### Short task
Where a line holds "from", copy it.

### Records shown
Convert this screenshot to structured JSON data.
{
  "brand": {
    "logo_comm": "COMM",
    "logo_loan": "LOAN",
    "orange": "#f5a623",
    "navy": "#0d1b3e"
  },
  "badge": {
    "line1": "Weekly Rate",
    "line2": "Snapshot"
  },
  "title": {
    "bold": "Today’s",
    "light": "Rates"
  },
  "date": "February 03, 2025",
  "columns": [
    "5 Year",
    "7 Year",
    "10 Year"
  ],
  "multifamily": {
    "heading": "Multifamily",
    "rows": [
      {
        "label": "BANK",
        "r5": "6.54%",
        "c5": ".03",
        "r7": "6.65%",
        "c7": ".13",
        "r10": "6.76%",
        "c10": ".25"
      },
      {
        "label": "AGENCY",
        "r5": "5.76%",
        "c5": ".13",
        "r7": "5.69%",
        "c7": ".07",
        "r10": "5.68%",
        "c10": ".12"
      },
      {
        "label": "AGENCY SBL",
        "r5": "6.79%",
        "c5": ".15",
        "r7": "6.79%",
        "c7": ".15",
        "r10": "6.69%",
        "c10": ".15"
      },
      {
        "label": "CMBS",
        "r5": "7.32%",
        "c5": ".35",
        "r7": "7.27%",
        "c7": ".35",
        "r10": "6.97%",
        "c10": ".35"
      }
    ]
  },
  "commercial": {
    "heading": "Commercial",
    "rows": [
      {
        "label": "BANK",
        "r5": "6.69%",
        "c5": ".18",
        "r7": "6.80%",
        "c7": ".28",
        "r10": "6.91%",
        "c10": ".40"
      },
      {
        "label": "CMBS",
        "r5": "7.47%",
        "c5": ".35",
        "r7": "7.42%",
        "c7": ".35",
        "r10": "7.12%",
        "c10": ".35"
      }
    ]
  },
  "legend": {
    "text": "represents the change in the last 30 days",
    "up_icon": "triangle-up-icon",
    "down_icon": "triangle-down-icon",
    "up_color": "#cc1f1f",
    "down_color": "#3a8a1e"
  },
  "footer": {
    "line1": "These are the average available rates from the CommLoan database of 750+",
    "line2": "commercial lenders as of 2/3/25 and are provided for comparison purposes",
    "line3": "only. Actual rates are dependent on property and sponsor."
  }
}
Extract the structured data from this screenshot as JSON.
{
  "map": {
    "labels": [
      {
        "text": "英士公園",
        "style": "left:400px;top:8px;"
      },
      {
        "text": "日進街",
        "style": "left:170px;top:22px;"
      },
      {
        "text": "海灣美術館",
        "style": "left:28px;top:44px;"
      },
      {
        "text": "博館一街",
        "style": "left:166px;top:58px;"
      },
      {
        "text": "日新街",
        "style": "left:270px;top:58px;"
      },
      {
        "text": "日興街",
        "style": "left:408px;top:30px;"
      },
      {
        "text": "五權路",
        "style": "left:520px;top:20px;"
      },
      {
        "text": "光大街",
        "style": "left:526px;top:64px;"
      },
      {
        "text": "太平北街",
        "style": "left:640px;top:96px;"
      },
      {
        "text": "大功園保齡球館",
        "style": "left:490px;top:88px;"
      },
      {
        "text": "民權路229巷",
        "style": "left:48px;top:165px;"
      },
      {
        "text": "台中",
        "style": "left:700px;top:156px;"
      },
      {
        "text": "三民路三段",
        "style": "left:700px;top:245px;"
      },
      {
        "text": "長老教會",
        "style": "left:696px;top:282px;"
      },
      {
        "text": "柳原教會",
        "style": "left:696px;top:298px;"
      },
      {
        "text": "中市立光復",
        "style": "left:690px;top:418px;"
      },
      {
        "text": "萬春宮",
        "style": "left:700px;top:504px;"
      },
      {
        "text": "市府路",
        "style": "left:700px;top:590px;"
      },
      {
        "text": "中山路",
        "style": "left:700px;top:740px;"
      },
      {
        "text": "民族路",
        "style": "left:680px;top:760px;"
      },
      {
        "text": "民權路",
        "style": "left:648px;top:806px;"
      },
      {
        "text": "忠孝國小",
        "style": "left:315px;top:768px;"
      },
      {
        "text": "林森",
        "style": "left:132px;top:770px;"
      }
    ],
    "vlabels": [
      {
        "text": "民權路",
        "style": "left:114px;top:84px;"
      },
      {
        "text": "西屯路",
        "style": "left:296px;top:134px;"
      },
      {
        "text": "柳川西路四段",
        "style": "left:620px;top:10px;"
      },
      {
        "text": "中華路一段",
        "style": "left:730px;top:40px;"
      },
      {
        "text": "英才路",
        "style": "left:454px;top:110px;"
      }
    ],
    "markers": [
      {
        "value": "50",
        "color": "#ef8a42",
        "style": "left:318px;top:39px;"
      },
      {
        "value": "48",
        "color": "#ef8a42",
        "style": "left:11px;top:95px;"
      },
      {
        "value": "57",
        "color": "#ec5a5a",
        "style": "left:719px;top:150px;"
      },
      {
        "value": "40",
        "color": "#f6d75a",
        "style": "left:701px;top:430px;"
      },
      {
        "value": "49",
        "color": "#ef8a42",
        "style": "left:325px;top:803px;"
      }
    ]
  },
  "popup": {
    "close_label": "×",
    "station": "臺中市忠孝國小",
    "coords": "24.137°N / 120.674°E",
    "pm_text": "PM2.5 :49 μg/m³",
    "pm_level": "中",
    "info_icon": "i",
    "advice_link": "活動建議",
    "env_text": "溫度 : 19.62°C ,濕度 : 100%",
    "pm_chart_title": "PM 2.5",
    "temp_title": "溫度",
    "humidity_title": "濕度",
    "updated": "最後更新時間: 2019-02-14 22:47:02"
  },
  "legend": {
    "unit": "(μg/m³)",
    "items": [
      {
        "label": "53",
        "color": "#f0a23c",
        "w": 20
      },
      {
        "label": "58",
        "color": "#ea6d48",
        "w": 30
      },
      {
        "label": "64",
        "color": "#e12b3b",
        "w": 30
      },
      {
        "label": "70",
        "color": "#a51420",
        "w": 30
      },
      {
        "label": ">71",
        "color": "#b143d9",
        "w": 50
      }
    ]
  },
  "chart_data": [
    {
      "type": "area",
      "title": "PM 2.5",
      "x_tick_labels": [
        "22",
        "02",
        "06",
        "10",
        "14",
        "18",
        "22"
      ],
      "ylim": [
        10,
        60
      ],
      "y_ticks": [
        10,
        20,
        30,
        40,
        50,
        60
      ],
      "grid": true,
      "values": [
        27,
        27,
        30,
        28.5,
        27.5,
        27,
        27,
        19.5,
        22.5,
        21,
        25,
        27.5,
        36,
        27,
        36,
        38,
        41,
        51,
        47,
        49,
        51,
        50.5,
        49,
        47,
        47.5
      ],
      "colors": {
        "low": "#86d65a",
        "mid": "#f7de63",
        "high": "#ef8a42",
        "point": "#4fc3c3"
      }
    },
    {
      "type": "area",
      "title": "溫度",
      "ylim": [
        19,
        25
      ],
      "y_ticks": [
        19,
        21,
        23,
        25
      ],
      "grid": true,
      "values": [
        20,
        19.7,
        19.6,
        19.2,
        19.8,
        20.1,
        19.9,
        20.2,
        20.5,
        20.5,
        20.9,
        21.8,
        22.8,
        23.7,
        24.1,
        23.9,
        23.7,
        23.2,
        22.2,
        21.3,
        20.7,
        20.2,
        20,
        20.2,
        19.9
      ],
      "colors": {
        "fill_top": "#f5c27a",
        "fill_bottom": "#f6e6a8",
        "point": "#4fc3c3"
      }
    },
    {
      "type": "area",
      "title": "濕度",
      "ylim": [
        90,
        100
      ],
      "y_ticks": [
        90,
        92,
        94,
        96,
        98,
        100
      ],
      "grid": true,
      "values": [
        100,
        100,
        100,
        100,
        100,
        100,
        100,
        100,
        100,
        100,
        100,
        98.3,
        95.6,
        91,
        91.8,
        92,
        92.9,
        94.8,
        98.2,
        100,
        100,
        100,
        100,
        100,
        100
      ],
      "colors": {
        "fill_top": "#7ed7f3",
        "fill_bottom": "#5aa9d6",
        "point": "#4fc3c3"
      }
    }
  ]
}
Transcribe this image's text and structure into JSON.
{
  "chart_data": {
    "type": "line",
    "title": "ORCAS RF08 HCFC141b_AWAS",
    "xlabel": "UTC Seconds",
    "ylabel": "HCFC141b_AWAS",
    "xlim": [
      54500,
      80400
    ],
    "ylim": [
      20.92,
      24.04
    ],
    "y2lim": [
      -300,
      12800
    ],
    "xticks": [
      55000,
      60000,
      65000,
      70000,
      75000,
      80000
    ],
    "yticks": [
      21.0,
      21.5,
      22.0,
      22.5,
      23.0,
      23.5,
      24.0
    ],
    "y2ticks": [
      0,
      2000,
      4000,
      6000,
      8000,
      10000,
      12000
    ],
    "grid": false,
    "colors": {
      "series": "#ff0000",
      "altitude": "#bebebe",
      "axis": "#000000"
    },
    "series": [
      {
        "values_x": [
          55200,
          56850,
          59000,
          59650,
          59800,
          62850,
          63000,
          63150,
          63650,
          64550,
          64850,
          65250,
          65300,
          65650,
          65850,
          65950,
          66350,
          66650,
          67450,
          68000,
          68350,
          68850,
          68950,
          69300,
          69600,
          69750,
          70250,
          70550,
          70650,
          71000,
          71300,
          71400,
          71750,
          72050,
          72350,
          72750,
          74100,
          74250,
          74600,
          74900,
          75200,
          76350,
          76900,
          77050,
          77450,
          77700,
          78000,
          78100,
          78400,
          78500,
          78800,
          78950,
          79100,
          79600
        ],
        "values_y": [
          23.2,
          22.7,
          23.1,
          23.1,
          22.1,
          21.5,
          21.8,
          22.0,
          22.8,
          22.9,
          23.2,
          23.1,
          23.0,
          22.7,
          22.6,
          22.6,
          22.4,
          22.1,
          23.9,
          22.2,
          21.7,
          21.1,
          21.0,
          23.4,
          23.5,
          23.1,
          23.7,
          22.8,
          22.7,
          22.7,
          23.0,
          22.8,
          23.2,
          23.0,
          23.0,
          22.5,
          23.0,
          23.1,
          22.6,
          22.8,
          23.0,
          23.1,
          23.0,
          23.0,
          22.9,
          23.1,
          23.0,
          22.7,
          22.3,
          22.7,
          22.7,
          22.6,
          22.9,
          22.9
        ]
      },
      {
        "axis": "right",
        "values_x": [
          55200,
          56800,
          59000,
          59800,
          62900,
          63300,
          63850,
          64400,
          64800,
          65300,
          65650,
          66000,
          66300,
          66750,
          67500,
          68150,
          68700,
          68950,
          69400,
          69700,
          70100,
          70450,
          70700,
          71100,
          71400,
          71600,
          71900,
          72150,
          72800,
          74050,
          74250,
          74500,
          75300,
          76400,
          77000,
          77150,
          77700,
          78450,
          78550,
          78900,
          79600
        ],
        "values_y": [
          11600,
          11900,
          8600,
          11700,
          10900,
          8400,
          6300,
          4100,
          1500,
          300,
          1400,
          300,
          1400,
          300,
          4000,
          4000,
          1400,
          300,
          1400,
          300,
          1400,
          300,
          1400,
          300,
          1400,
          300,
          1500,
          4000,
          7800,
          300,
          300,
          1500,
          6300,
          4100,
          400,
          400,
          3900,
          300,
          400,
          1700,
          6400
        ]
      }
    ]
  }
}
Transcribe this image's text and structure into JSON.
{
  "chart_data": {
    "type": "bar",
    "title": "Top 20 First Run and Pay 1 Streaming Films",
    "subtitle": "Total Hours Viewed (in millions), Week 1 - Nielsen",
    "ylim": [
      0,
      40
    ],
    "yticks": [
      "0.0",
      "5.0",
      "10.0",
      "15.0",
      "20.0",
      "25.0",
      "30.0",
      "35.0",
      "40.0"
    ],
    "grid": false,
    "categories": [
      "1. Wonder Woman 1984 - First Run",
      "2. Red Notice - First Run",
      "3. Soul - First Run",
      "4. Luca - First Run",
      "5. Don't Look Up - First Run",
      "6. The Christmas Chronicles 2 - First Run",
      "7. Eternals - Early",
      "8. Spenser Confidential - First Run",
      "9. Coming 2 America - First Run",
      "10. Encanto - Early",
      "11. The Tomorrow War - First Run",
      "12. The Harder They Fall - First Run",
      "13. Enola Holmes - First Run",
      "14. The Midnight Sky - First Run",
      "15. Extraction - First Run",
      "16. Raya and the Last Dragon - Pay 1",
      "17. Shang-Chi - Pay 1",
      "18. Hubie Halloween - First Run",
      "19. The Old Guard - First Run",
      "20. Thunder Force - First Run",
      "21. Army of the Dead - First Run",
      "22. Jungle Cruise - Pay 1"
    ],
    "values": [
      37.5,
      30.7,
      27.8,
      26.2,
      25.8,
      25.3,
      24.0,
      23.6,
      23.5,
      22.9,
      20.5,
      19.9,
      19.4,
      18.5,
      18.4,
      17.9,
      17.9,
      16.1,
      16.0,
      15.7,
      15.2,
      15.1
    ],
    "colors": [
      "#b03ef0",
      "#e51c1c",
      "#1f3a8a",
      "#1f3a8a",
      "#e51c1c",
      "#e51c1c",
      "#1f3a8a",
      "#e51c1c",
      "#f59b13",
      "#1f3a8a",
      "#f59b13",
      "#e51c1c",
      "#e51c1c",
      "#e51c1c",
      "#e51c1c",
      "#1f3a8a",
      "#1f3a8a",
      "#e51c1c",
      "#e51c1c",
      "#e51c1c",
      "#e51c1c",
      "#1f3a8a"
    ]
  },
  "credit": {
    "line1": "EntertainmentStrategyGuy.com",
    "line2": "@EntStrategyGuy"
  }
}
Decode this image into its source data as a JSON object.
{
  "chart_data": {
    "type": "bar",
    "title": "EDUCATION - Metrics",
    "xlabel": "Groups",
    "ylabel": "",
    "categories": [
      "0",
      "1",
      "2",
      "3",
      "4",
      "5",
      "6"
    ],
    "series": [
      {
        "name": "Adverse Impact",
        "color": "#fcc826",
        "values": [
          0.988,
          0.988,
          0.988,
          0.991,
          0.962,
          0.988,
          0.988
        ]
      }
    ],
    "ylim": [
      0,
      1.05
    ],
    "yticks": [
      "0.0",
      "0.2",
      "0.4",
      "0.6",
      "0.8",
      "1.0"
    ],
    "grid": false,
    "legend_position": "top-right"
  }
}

### Response to the exercise
    "line1": "These are the average available rates from the CommLoan database of 750+",
Extract the structured data from this screenshot as JSON.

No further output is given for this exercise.